What is being asked: Filter the records below and copy every line containing the word "after".

Extracted data:
## begin

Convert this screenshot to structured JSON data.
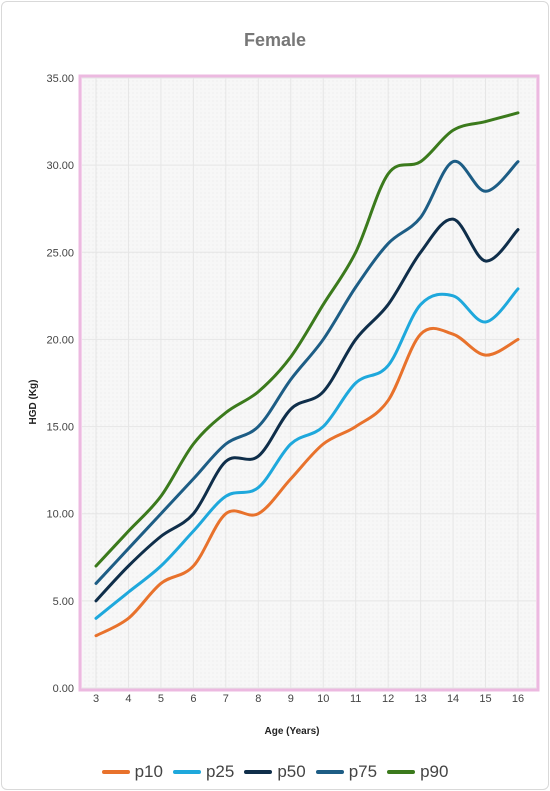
{
  "chart_data": {
    "type": "line",
    "title": "Female",
    "xlabel": "Age (Years)",
    "ylabel": "HGD (Kg)",
    "x": [
      3,
      4,
      5,
      6,
      7,
      8,
      9,
      10,
      11,
      12,
      13,
      14,
      15,
      16
    ],
    "x_tick_labels": [
      "3",
      "4",
      "5",
      "6",
      "7",
      "8",
      "9",
      "10",
      "11",
      "12",
      "13",
      "14",
      "15",
      "16"
    ],
    "ylim": [
      0,
      35
    ],
    "y_ticks": [
      0,
      5,
      10,
      15,
      20,
      25,
      30,
      35
    ],
    "y_tick_labels": [
      "0.00",
      "5.00",
      "10.00",
      "15.00",
      "20.00",
      "25.00",
      "30.00",
      "35.00"
    ],
    "grid": true,
    "legend_position": "bottom",
    "series": [
      {
        "name": "p10",
        "color": "#e8722c",
        "values": [
          3.0,
          4.0,
          6.0,
          7.0,
          10.0,
          10.0,
          12.0,
          14.0,
          15.0,
          16.5,
          20.3,
          20.3,
          19.1,
          20.0
        ]
      },
      {
        "name": "p25",
        "color": "#1ea8dc",
        "values": [
          4.0,
          5.5,
          7.0,
          9.0,
          11.0,
          11.5,
          14.0,
          15.0,
          17.5,
          18.5,
          22.0,
          22.5,
          21.0,
          22.9
        ]
      },
      {
        "name": "p50",
        "color": "#0f2e4a",
        "values": [
          5.0,
          7.0,
          8.7,
          10.0,
          13.0,
          13.3,
          16.0,
          17.0,
          20.0,
          22.0,
          25.0,
          26.9,
          24.5,
          26.3
        ]
      },
      {
        "name": "p75",
        "color": "#1d5d85",
        "values": [
          6.0,
          8.0,
          10.0,
          12.0,
          14.0,
          15.0,
          17.7,
          20.0,
          23.0,
          25.5,
          27.0,
          30.2,
          28.5,
          30.2
        ]
      },
      {
        "name": "p90",
        "color": "#3b7a1c",
        "values": [
          7.0,
          9.0,
          11.0,
          14.0,
          15.8,
          17.0,
          19.0,
          22.0,
          25.0,
          29.5,
          30.2,
          32.0,
          32.5,
          33.0
        ]
      }
    ]
  }
}
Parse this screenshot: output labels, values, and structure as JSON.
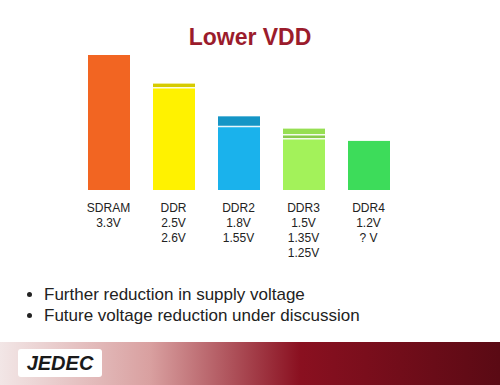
{
  "chart_data": {
    "type": "bar",
    "title": "Lower VDD",
    "categories": [
      "SDRAM",
      "DDR",
      "DDR2",
      "DDR3",
      "DDR4"
    ],
    "values": [
      [
        3.3
      ],
      [
        2.5,
        2.6
      ],
      [
        1.8,
        1.55
      ],
      [
        1.5,
        1.35,
        1.25
      ],
      [
        1.2,
        null
      ]
    ],
    "value_labels": [
      [
        "3.3V"
      ],
      [
        "2.5V",
        "2.6V"
      ],
      [
        "1.8V",
        "1.55V"
      ],
      [
        "1.5V",
        "1.35V",
        "1.25V"
      ],
      [
        "1.2V",
        "? V"
      ]
    ],
    "colors": [
      "#f26522",
      "#fff200",
      "#1ab2ec",
      "#a3f25a",
      "#3ddc5a"
    ],
    "ylim": [
      0,
      3.3
    ],
    "tick_labels": false,
    "annotations": [
      "Further reduction in supply voltage",
      "Future voltage reduction under discussion"
    ]
  },
  "logo": "JEDEC"
}
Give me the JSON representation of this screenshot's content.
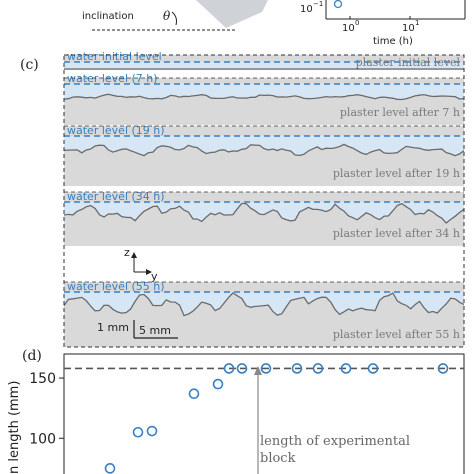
{
  "panel_top": {
    "inclination_label": "inclination",
    "theta_symbol": "θ",
    "time_axis_label": "time (h)",
    "tick_100": "10",
    "tick_100_exp": "0",
    "tick_101": "10",
    "tick_101_exp": "1",
    "tick_ylow": "10",
    "tick_ylow_exp": "−1"
  },
  "panel_c": {
    "label": "(c)",
    "rows": [
      {
        "water_label": "water initial level",
        "plaster_label": "plaster initial level"
      },
      {
        "water_label": "water level (7 h)",
        "plaster_label": "plaster level after 7 h"
      },
      {
        "water_label": "water level (19 h)",
        "plaster_label": "plaster level after 19 h"
      },
      {
        "water_label": "water level (34 h)",
        "plaster_label": "plaster level after 34 h"
      },
      {
        "water_label": "water level (55 h)",
        "plaster_label": "plaster level after 55 h"
      }
    ],
    "axis_z": "z",
    "axis_y": "y",
    "scale_vertical": "1 mm",
    "scale_horizontal": "5 mm"
  },
  "panel_d": {
    "label": "(d)",
    "ylabel_visible": "n length (mm)",
    "annotation_line1": "length of experimental",
    "annotation_line2": "block"
  },
  "chart_data": {
    "type": "scatter",
    "title": "",
    "xlabel": "",
    "ylabel": "n length (mm)",
    "ylim": [
      62,
      170
    ],
    "yticks": [
      100,
      150
    ],
    "reference_line": 158,
    "marker_color": "#3a7fc1",
    "reference_color": "#555555",
    "points": [
      {
        "y": 75
      },
      {
        "y": 105
      },
      {
        "y": 106
      },
      {
        "y": 137
      },
      {
        "y": 145
      },
      {
        "y": 158
      },
      {
        "y": 158
      },
      {
        "y": 158
      },
      {
        "y": 158
      },
      {
        "y": 158
      },
      {
        "y": 158
      },
      {
        "y": 158
      },
      {
        "y": 158
      }
    ]
  },
  "colors": {
    "water_blue": "#3a7fc1",
    "water_fill": "#d6e6f5",
    "plaster_gray": "#d9d9d9",
    "profile_line": "#6b6b6b",
    "text_gray": "#7a7a7a"
  }
}
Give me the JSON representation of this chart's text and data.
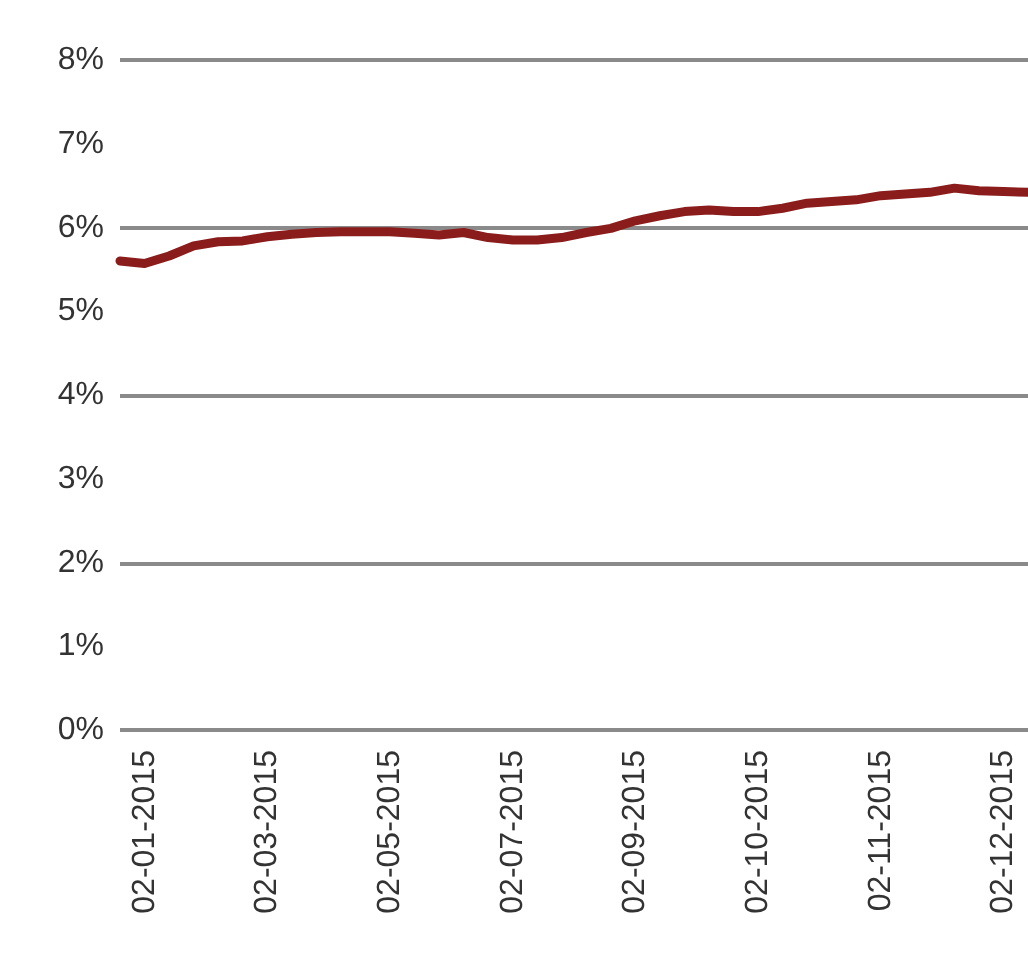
{
  "chart_data": {
    "type": "line",
    "categories": [
      null,
      "02-01-2015",
      null,
      null,
      null,
      null,
      "02-03-2015",
      null,
      null,
      null,
      null,
      "02-05-2015",
      null,
      null,
      null,
      null,
      "02-07-2015",
      null,
      null,
      null,
      null,
      "02-09-2015",
      null,
      null,
      null,
      null,
      "02-10-2015",
      null,
      null,
      null,
      null,
      "02-11-2015",
      null,
      null,
      null,
      null,
      "02-12-2015",
      null
    ],
    "series": [
      {
        "color": "#8b1c1c",
        "values": [
          5.6,
          5.57,
          5.66,
          5.78,
          5.83,
          5.84,
          5.89,
          5.92,
          5.94,
          5.95,
          5.95,
          5.95,
          5.93,
          5.91,
          5.94,
          5.88,
          5.85,
          5.85,
          5.88,
          5.94,
          5.99,
          6.08,
          6.14,
          6.19,
          6.21,
          6.19,
          6.19,
          6.23,
          6.29,
          6.31,
          6.33,
          6.38,
          6.4,
          6.42,
          6.47,
          6.44,
          6.43,
          6.42
        ]
      }
    ],
    "ylim": [
      0,
      8
    ],
    "yticks": [
      {
        "value": 0,
        "label": "0%"
      },
      {
        "value": 1,
        "label": "1%"
      },
      {
        "value": 2,
        "label": "2%"
      },
      {
        "value": 3,
        "label": "3%"
      },
      {
        "value": 4,
        "label": "4%"
      },
      {
        "value": 5,
        "label": "5%"
      },
      {
        "value": 6,
        "label": "6%"
      },
      {
        "value": 7,
        "label": "7%"
      },
      {
        "value": 8,
        "label": "8%"
      }
    ],
    "grid": "y",
    "marker": "none",
    "line_style": "solid"
  }
}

## end

Result for this exercise:
        "plaster_label": "plaster level after 7 h"
        "plaster_label": "plaster level after 19 h"
        "plaster_label": "plaster level after 34 h"
        "plaster_label": "plaster level after 55 h"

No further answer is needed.